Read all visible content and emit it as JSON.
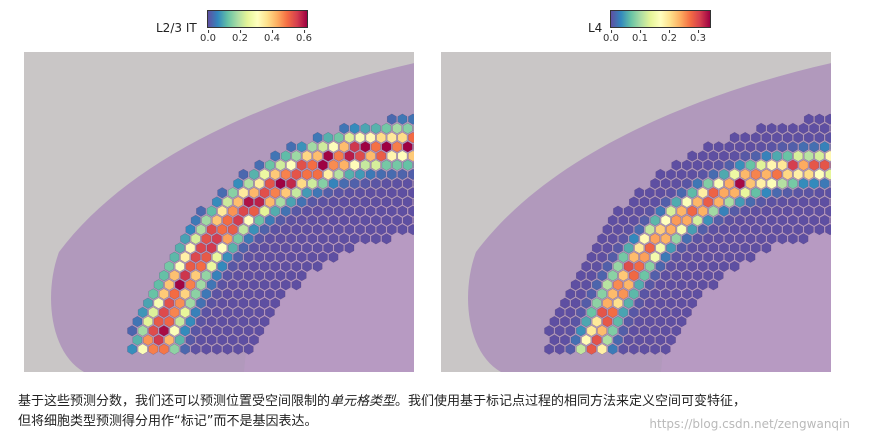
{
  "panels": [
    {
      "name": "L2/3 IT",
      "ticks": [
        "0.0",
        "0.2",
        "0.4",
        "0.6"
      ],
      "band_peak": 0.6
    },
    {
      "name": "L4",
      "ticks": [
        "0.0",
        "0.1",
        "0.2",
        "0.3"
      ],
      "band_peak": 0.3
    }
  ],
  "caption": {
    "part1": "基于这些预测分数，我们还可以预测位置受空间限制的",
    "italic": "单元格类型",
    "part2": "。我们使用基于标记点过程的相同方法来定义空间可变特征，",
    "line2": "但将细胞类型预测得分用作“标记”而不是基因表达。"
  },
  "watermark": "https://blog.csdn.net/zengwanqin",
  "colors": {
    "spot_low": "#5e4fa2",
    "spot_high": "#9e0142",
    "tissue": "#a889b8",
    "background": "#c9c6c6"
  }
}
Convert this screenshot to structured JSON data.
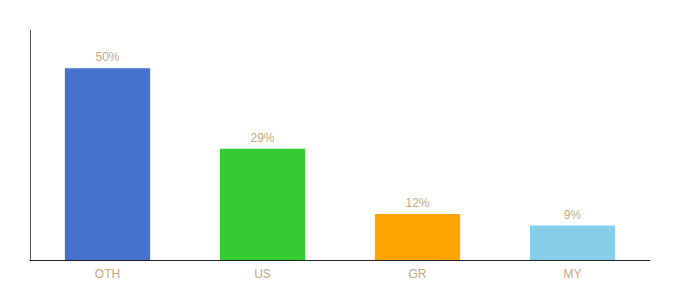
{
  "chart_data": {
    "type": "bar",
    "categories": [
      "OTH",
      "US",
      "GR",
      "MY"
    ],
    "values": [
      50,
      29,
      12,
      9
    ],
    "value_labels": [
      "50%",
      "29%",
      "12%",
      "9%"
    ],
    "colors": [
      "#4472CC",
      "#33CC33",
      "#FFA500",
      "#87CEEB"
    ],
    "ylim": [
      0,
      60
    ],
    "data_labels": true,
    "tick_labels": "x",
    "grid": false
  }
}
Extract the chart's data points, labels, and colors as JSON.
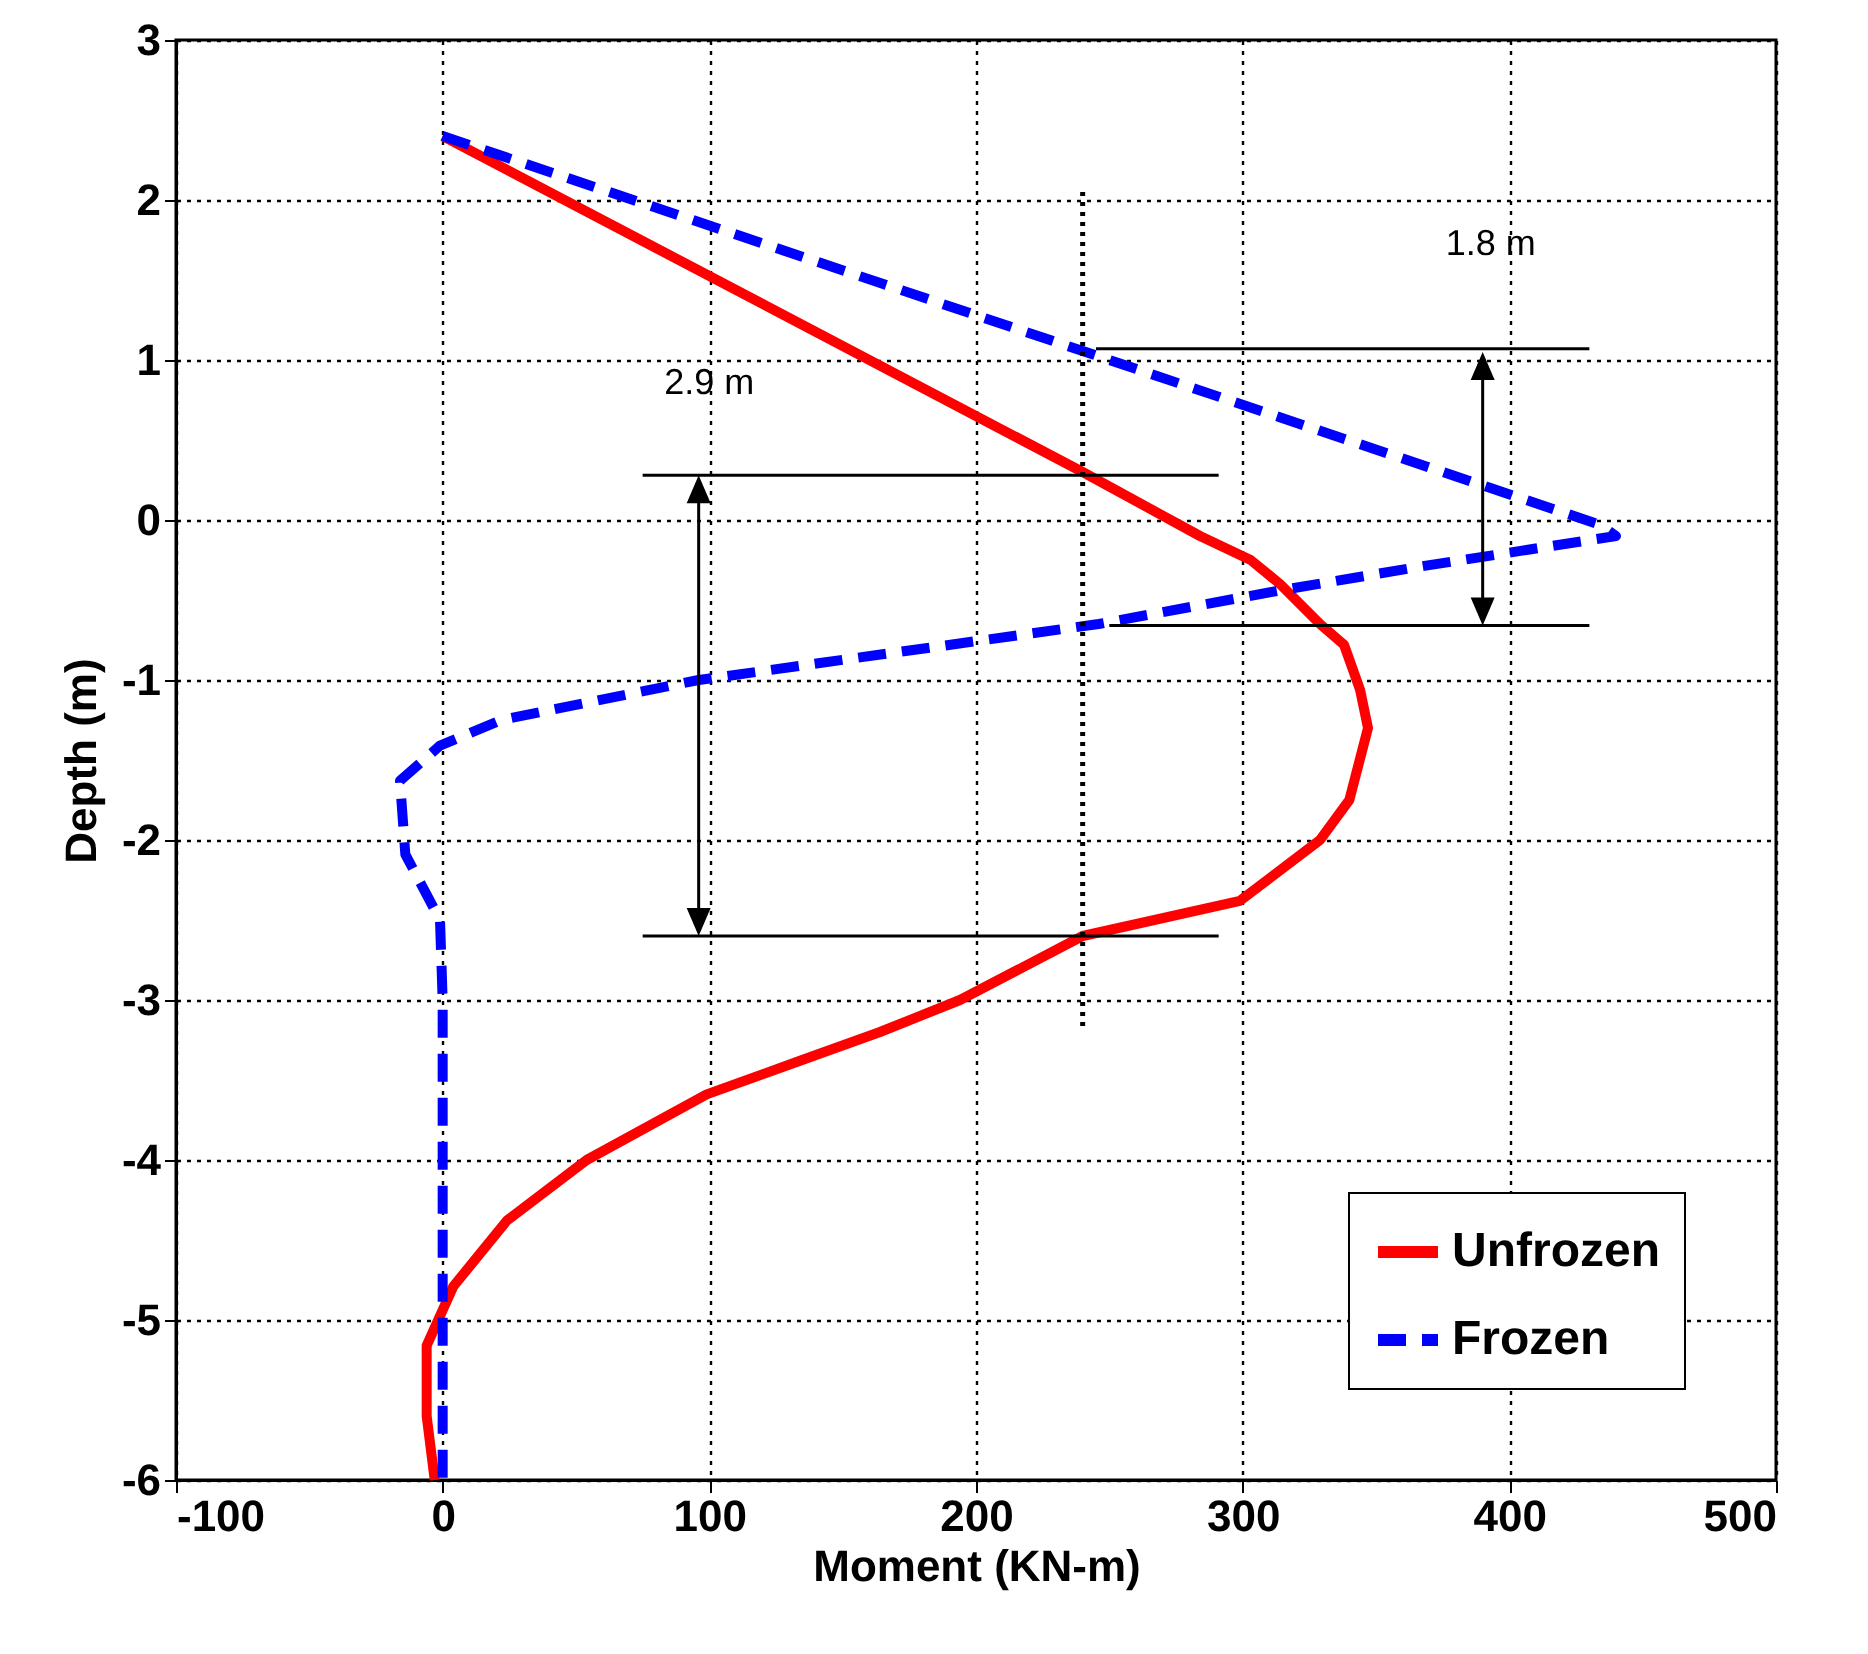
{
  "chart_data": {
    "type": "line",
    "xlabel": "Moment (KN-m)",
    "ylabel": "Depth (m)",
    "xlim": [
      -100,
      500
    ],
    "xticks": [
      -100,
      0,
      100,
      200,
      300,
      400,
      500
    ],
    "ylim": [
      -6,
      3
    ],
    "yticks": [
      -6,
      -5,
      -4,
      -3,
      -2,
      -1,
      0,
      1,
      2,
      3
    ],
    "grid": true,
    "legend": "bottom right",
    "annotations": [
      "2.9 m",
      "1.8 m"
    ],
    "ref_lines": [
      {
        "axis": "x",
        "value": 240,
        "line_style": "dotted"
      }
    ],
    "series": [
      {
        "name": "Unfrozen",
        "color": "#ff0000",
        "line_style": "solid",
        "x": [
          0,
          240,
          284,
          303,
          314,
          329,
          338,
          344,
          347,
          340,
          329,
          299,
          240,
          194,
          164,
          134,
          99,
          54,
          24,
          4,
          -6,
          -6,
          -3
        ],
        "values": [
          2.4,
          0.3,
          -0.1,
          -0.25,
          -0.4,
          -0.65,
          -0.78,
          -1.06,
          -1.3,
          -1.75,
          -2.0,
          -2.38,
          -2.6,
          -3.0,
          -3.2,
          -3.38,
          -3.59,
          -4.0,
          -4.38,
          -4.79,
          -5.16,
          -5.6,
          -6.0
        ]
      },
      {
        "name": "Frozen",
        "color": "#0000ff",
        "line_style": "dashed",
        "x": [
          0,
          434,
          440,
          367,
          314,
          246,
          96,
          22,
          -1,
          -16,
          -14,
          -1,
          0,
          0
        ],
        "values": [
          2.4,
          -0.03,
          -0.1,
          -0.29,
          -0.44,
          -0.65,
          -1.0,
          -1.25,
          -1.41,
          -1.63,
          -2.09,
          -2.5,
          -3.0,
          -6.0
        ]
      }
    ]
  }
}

GIVEN TASK:
Set down the complete material exactly, but do not include the images.

FINAL RESULT:
Read all visible content and emit it as JSON.
{
  "panels": [
    {
      "name": "L2/3 IT",
      "ticks": [
        "0.0",
        "0.2",
        "0.4",
        "0.6"
      ],
      "band_peak": 0.6
    },
    {
      "name": "L4",
      "ticks": [
        "0.0",
        "0.1",
        "0.2",
        "0.3"
      ],
      "band_peak": 0.3
    }
  ],
  "caption": {
    "part1": "基于这些预测分数，我们还可以预测位置受空间限制的",
    "italic": "单元格类型",
    "part2": "。我们使用基于标记点过程的相同方法来定义空间可变特征，",
    "line2": "但将细胞类型预测得分用作“标记”而不是基因表达。"
  },
  "watermark": "https://blog.csdn.net/zengwanqin",
  "colors": {
    "spot_low": "#5e4fa2",
    "spot_high": "#9e0142",
    "tissue": "#a889b8",
    "background": "#c9c6c6"
  }
}
Convert this screenshot to structured JSON data.
{
  "chart_data": {
    "type": "bar",
    "categories": [
      "OTH",
      "US",
      "GR",
      "MY"
    ],
    "values": [
      50,
      29,
      12,
      9
    ],
    "value_labels": [
      "50%",
      "29%",
      "12%",
      "9%"
    ],
    "colors": [
      "#4472CC",
      "#33CC33",
      "#FFA500",
      "#87CEEB"
    ],
    "ylim": [
      0,
      60
    ],
    "data_labels": true,
    "tick_labels": "x",
    "grid": false
  }
}
Extract the chart's data points, labels, and colors as JSON.
{
  "chart_data": {
    "type": "line",
    "xlabel": "Moment (KN-m)",
    "ylabel": "Depth (m)",
    "xlim": [
      -100,
      500
    ],
    "xticks": [
      -100,
      0,
      100,
      200,
      300,
      400,
      500
    ],
    "ylim": [
      -6,
      3
    ],
    "yticks": [
      -6,
      -5,
      -4,
      -3,
      -2,
      -1,
      0,
      1,
      2,
      3
    ],
    "grid": true,
    "legend": "bottom right",
    "annotations": [
      "2.9 m",
      "1.8 m"
    ],
    "ref_lines": [
      {
        "axis": "x",
        "value": 240,
        "line_style": "dotted"
      }
    ],
    "series": [
      {
        "name": "Unfrozen",
        "color": "#ff0000",
        "line_style": "solid",
        "x": [
          0,
          240,
          284,
          303,
          314,
          329,
          338,
          344,
          347,
          340,
          329,
          299,
          240,
          194,
          164,
          134,
          99,
          54,
          24,
          4,
          -6,
          -6,
          -3
        ],
        "values": [
          2.4,
          0.3,
          -0.1,
          -0.25,
          -0.4,
          -0.65,
          -0.78,
          -1.06,
          -1.3,
          -1.75,
          -2.0,
          -2.38,
          -2.6,
          -3.0,
          -3.2,
          -3.38,
          -3.59,
          -4.0,
          -4.38,
          -4.79,
          -5.16,
          -5.6,
          -6.0
        ]
      },
      {
        "name": "Frozen",
        "color": "#0000ff",
        "line_style": "dashed",
        "x": [
          0,
          434,
          440,
          367,
          314,
          246,
          96,
          22,
          -1,
          -16,
          -14,
          -1,
          0,
          0
        ],
        "values": [
          2.4,
          -0.03,
          -0.1,
          -0.29,
          -0.44,
          -0.65,
          -1.0,
          -1.25,
          -1.41,
          -1.63,
          -2.09,
          -2.5,
          -3.0,
          -6.0
        ]
      }
    ]
  }
}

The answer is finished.